Repeat the full listing, word for word.

── Excerpted records ──

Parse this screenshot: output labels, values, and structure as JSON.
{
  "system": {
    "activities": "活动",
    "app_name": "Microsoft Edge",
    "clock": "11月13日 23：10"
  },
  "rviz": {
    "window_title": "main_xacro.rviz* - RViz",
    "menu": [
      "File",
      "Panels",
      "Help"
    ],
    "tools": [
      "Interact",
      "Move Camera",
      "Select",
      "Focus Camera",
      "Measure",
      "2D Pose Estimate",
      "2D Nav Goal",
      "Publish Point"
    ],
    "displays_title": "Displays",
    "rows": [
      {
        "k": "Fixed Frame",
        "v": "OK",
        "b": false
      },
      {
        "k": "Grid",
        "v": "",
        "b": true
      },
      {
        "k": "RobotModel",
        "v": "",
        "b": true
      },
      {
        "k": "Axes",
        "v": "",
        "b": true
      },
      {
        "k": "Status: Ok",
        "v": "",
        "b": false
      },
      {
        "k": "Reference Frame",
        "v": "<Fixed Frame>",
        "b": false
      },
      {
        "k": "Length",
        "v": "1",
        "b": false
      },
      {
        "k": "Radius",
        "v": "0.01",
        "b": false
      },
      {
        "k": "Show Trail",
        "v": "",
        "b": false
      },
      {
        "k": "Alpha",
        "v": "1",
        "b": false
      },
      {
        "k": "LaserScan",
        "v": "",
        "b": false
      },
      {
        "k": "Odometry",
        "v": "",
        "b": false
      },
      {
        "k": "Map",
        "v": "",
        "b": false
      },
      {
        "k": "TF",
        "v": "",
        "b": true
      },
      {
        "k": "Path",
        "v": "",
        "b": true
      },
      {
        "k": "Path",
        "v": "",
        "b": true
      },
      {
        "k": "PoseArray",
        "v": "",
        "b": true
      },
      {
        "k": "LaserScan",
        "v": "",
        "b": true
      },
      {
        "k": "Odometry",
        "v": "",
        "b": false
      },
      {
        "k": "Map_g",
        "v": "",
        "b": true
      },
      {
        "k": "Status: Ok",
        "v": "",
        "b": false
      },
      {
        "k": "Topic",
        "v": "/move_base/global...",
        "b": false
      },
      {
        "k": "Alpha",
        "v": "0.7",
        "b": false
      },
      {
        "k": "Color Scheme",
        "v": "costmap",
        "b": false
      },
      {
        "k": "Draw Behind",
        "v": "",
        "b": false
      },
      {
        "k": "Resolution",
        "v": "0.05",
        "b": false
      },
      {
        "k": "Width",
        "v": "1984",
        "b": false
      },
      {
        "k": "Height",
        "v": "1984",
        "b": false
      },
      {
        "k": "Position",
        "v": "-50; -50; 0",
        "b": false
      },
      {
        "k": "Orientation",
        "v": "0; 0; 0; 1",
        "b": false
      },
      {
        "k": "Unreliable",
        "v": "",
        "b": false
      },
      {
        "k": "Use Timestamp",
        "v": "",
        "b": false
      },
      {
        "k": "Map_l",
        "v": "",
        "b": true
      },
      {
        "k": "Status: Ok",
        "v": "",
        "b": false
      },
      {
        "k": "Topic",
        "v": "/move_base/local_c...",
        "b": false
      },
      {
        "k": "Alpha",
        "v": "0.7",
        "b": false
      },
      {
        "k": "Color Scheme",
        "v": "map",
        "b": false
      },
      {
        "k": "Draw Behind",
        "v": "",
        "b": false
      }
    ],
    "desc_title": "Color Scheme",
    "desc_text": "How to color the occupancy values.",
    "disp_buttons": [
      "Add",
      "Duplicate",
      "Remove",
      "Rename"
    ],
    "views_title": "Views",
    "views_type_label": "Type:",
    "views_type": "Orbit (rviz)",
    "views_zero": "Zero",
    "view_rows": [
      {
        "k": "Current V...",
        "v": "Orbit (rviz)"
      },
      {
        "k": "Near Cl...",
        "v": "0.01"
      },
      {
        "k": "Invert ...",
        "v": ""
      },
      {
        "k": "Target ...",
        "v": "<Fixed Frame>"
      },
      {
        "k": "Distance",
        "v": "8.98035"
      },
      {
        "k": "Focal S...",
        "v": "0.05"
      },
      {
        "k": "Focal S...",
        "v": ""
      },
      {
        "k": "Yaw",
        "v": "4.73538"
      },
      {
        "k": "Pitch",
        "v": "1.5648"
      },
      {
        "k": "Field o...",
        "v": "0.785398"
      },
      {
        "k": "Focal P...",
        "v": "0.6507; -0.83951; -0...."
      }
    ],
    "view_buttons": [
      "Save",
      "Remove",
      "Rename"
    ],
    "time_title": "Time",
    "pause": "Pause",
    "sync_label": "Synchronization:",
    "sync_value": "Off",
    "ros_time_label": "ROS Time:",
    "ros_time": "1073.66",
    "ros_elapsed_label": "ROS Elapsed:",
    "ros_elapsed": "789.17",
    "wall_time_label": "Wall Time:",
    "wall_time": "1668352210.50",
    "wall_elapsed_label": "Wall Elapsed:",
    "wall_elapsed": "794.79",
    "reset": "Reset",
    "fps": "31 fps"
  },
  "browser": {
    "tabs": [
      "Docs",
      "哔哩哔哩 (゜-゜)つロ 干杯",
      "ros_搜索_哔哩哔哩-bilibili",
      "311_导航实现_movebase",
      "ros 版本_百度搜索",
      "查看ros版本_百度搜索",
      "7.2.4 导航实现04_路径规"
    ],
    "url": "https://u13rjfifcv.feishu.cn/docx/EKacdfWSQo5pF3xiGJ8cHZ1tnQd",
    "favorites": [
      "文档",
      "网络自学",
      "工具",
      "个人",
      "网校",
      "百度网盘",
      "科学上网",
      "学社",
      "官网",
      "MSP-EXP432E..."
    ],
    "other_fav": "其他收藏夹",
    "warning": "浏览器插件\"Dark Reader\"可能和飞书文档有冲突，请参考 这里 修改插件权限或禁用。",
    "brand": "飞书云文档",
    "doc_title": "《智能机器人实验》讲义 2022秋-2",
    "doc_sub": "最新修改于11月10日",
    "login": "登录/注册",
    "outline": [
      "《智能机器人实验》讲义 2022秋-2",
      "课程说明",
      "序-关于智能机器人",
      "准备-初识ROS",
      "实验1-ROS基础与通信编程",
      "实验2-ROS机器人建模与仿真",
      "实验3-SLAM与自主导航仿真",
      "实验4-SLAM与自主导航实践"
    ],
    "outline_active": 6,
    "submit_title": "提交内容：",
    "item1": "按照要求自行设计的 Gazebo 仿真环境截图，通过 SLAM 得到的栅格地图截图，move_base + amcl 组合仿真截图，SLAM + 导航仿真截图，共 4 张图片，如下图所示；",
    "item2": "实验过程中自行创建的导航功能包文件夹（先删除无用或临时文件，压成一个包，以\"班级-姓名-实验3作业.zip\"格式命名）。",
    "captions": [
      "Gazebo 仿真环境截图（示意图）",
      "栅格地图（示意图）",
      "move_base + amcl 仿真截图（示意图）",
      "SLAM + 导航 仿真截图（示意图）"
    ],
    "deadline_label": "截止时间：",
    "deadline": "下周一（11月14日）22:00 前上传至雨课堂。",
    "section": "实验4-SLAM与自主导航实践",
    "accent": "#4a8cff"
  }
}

───

_Solution to this problem_.
Parse this screenshot: output labels, values, and structure as JSON.
{
  "system": {
    "activities": "活动",
    "app_name": "Microsoft Edge",
    "clock": "11月13日 23：10"
  },
  "rviz": {
    "window_title": "main_xacro.rviz* - RViz",
    "menu": [
      "File",
      "Panels",
      "Help"
    ],
    "tools": [
      "Interact",
      "Move Camera",
      "Select",
      "Focus Camera",
      "Measure",
      "2D Pose Estimate",
      "2D Nav Goal",
      "Publish Point"
    ],
    "displays_title": "Displays",
    "rows": [
      {
        "k": "Fixed Frame",
        "v": "OK",
        "b": false
      },
      {
        "k": "Grid",
        "v": "",
        "b": true
      },
      {
        "k": "RobotModel",
        "v": "",
        "b": true
      },
      {
        "k": "Axes",
        "v": "",
        "b": true
      },
      {
        "k": "Status: Ok",
        "v": "",
        "b": false
      },
      {
        "k": "Reference Frame",
        "v": "<Fixed Frame>",
        "b": false
      },
      {
        "k": "Length",
        "v": "1",
        "b": false
      },
      {
        "k": "Radius",
        "v": "0.01",
        "b": false
      },
      {
        "k": "Show Trail",
        "v": "",
        "b": false
      },
      {
        "k": "Alpha",
        "v": "1",
        "b": false
      },
      {
        "k": "LaserScan",
        "v": "",
        "b": false
      },
      {
        "k": "Odometry",
        "v": "",
        "b": false
      },
      {
        "k": "Map",
        "v": "",
        "b": false
      },
      {
        "k": "TF",
        "v": "",
        "b": true
      },
      {
        "k": "Path",
        "v": "",
        "b": true
      },
      {
        "k": "Path",
        "v": "",
        "b": true
      },
      {
        "k": "PoseArray",
        "v": "",
        "b": true
      },
      {
        "k": "LaserScan",
        "v": "",
        "b": true
      },
      {
        "k": "Odometry",
        "v": "",
        "b": false
      },
      {
        "k": "Map_g",
        "v": "",
        "b": true
      },
      {
        "k": "Status: Ok",
        "v": "",
        "b": false
      },
      {
        "k": "Topic",
        "v": "/move_base/global...",
        "b": false
      },
      {
        "k": "Alpha",
        "v": "0.7",
        "b": false
      },
      {
        "k": "Color Scheme",
        "v": "costmap",
        "b": false
      },
      {
        "k": "Draw Behind",
        "v": "",
        "b": false
      },
      {
        "k": "Resolution",
        "v": "0.05",
        "b": false
      },
      {
        "k": "Width",
        "v": "1984",
        "b": false
      },
      {
        "k": "Height",
        "v": "1984",
        "b": false
      },
      {
        "k": "Position",
        "v": "-50; -50; 0",
        "b": false
      },
      {
        "k": "Orientation",
        "v": "0; 0; 0; 1",
        "b": false
      },
      {
        "k": "Unreliable",
        "v": "",
        "b": false
      },
      {
        "k": "Use Timestamp",
        "v": "",
        "b": false
      },
      {
        "k": "Map_l",
        "v": "",
        "b": true
      },
      {
        "k": "Status: Ok",
        "v": "",
        "b": false
      },
      {
        "k": "Topic",
        "v": "/move_base/local_c...",
        "b": false
      },
      {
        "k": "Alpha",
        "v": "0.7",
        "b": false
      },
      {
        "k": "Color Scheme",
        "v": "map",
        "b": false
      },
      {
        "k": "Draw Behind",
        "v": "",
        "b": false
      }
    ],
    "desc_title": "Color Scheme",
    "desc_text": "How to color the occupancy values.",
    "disp_buttons": [
      "Add",
      "Duplicate",
      "Remove",
      "Rename"
    ],
    "views_title": "Views",
    "views_type_label": "Type:",
    "views_type": "Orbit (rviz)",
    "views_zero": "Zero",
    "view_rows": [
      {
        "k": "Current V...",
        "v": "Orbit (rviz)"
      },
      {
        "k": "Near Cl...",
        "v": "0.01"
      },
      {
        "k": "Invert ...",
        "v": ""
      },
      {
        "k": "Target ...",
        "v": "<Fixed Frame>"
      },
      {
        "k": "Distance",
        "v": "8.98035"
      },
      {
        "k": "Focal S...",
        "v": "0.05"
      },
      {
        "k": "Focal S...",
        "v": ""
      },
      {
        "k": "Yaw",
        "v": "4.73538"
      },
      {
        "k": "Pitch",
        "v": "1.5648"
      },
      {
        "k": "Field o...",
        "v": "0.785398"
      },
      {
        "k": "Focal P...",
        "v": "0.6507; -0.83951; -0...."
      }
    ],
    "view_buttons": [
      "Save",
      "Remove",
      "Rename"
    ],
    "time_title": "Time",
    "pause": "Pause",
    "sync_label": "Synchronization:",
    "sync_value": "Off",
    "ros_time_label": "ROS Time:",
    "ros_time": "1073.66",
    "ros_elapsed_label": "ROS Elapsed:",
    "ros_elapsed": "789.17",
    "wall_time_label": "Wall Time:",
    "wall_time": "1668352210.50",
    "wall_elapsed_label": "Wall Elapsed:",
    "wall_elapsed": "794.79",
    "reset": "Reset",
    "fps": "31 fps"
  },
  "browser": {
    "tabs": [
      "Docs",
      "哔哩哔哩 (゜-゜)つロ 干杯",
      "ros_搜索_哔哩哔哩-bilibili",
      "311_导航实现_movebase",
      "ros 版本_百度搜索",
      "查看ros版本_百度搜索",
      "7.2.4 导航实现04_路径规"
    ],
    "url": "https://u13rjfifcv.feishu.cn/docx/EKacdfWSQo5pF3xiGJ8cHZ1tnQd",
    "favorites": [
      "文档",
      "网络自学",
      "工具",
      "个人",
      "网校",
      "百度网盘",
      "科学上网",
      "学社",
      "官网",
      "MSP-EXP432E..."
    ],
    "other_fav": "其他收藏夹",
    "warning": "浏览器插件\"Dark Reader\"可能和飞书文档有冲突，请参考 这里 修改插件权限或禁用。",
    "brand": "飞书云文档",
    "doc_title": "《智能机器人实验》讲义 2022秋-2",
    "doc_sub": "最新修改于11月10日",
    "login": "登录/注册",
    "outline": [
      "《智能机器人实验》讲义 2022秋-2",
      "课程说明",
      "序-关于智能机器人",
      "准备-初识ROS",
      "实验1-ROS基础与通信编程",
      "实验2-ROS机器人建模与仿真",
      "实验3-SLAM与自主导航仿真",
      "实验4-SLAM与自主导航实践"
    ],
    "outline_active": 6,
    "submit_title": "提交内容：",
    "item1": "按照要求自行设计的 Gazebo 仿真环境截图，通过 SLAM 得到的栅格地图截图，move_base + amcl 组合仿真截图，SLAM + 导航仿真截图，共 4 张图片，如下图所示；",
    "item2": "实验过程中自行创建的导航功能包文件夹（先删除无用或临时文件，压成一个包，以\"班级-姓名-实验3作业.zip\"格式命名）。",
    "captions": [
      "Gazebo 仿真环境截图（示意图）",
      "栅格地图（示意图）",
      "move_base + amcl 仿真截图（示意图）",
      "SLAM + 导航 仿真截图（示意图）"
    ],
    "deadline_label": "截止时间：",
    "deadline": "下周一（11月14日）22:00 前上传至雨课堂。",
    "section": "实验4-SLAM与自主导航实践",
    "accent": "#4a8cff"
  }
}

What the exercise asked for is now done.